■ **STATED GOAL**
Find the lines holding "this" and copy them.

■ **INPUT RECORDS**
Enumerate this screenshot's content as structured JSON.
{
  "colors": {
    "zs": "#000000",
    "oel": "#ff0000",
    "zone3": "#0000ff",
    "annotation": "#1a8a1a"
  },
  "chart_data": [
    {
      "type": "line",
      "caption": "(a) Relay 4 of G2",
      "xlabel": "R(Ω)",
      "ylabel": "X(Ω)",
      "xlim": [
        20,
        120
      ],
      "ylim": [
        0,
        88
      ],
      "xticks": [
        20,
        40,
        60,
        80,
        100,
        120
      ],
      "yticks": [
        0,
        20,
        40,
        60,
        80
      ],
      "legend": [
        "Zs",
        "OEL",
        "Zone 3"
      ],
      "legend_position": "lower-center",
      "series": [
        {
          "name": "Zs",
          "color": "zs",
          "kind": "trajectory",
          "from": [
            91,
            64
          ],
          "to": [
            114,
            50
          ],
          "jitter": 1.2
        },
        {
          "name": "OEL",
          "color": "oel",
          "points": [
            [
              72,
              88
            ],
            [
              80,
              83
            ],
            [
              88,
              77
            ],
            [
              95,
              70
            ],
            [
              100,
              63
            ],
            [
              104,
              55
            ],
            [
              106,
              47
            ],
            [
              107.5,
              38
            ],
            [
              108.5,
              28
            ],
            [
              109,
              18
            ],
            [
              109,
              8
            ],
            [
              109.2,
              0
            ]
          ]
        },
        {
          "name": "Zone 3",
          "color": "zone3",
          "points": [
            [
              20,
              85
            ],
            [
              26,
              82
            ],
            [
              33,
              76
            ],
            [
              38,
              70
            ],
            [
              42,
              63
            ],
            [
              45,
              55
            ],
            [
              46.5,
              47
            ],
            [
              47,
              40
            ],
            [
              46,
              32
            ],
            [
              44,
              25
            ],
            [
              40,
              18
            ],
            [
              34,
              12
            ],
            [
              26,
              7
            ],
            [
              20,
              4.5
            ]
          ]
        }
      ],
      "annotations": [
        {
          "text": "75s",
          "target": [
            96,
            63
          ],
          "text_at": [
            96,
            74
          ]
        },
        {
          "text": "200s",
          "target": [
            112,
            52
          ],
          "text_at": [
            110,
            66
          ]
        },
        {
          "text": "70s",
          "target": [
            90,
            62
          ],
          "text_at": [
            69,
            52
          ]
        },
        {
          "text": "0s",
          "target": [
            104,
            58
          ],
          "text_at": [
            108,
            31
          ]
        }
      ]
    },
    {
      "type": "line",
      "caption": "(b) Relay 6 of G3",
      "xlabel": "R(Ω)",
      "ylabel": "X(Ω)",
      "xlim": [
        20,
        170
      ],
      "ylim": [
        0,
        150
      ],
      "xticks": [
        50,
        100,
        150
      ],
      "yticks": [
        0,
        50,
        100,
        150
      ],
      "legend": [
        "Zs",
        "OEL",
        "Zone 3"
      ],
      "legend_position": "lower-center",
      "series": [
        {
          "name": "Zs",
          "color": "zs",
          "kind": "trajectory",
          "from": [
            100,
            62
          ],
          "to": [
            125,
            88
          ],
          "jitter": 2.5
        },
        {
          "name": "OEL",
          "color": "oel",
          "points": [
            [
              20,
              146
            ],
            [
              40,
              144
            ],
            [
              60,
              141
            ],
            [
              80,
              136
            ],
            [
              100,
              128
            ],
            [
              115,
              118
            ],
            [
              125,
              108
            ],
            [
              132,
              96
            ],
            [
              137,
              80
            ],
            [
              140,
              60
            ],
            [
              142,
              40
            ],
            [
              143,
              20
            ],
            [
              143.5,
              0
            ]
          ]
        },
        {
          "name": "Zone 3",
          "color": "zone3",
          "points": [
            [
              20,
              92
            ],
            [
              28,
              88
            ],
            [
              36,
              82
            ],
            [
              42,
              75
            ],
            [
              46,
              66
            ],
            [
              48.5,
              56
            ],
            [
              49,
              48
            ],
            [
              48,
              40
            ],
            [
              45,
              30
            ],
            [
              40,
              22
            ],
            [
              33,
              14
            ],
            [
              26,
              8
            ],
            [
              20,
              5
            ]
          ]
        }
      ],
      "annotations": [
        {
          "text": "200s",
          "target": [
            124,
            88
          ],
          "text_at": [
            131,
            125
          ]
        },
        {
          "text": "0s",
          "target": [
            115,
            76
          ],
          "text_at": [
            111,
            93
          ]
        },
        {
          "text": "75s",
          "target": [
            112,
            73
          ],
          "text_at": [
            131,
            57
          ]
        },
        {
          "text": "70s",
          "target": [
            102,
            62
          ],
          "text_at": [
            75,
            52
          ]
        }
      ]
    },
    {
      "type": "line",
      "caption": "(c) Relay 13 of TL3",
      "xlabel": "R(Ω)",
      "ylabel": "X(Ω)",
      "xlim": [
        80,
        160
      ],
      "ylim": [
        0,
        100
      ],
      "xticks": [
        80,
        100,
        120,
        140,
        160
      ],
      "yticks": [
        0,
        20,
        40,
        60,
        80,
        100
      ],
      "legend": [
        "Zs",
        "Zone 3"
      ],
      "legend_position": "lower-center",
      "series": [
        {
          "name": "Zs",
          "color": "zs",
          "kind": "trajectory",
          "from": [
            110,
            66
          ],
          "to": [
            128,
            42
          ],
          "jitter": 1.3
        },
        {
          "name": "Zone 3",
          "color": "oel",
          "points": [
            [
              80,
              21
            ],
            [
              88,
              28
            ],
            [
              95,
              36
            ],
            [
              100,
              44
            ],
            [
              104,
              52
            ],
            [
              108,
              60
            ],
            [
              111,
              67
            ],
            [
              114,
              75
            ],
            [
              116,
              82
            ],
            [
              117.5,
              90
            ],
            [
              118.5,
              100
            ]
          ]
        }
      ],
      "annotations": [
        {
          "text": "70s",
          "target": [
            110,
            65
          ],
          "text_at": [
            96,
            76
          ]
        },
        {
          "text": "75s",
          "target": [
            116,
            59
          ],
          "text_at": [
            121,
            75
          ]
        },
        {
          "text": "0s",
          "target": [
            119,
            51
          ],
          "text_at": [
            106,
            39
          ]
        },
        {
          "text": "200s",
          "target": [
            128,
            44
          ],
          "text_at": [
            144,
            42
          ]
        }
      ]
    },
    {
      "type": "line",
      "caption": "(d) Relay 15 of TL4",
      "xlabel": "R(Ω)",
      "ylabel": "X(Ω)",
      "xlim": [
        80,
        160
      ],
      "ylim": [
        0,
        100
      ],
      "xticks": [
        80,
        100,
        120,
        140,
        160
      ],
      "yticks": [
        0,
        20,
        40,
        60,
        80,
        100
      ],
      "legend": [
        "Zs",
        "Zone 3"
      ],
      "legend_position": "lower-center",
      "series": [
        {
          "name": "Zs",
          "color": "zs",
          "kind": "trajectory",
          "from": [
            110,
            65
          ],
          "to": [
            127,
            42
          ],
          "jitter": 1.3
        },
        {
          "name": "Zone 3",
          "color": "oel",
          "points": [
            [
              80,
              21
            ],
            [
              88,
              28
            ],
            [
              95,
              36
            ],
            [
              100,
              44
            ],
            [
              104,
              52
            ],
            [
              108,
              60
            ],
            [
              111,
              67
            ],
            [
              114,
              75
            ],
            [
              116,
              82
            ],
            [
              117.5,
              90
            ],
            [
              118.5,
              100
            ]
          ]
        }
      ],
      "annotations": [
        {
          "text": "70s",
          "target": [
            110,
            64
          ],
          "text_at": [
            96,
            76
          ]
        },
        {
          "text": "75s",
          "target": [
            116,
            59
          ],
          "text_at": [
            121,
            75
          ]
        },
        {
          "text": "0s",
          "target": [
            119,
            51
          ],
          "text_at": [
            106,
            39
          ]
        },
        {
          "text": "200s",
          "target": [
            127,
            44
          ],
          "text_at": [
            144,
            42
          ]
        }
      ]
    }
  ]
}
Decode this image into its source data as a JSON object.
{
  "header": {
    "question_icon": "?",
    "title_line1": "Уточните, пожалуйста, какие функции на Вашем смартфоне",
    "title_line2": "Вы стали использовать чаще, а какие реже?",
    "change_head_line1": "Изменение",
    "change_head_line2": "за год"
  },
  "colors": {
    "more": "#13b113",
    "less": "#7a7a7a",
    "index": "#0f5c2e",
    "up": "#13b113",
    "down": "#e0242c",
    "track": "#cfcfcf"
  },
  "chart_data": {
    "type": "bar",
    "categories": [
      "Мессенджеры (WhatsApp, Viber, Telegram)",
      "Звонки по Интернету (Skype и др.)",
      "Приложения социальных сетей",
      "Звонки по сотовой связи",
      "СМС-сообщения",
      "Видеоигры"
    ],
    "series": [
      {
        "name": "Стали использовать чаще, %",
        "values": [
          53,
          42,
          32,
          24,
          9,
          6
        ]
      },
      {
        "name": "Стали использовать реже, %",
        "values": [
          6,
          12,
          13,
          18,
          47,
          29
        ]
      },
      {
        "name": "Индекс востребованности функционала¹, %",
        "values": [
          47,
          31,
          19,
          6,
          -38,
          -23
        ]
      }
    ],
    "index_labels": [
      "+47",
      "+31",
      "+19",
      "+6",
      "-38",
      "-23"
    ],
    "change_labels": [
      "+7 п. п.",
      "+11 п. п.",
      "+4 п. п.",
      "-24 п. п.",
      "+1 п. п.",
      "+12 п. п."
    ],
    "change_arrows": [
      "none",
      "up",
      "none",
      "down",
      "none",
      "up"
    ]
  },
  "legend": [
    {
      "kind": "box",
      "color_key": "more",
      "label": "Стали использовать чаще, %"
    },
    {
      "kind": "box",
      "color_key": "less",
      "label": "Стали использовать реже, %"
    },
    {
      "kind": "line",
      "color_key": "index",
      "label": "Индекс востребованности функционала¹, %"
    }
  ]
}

■ **COMPLETE RESPONSE**
Enumerate this screenshot's content as structured JSON.
Decode this image into its source data as a JSON object.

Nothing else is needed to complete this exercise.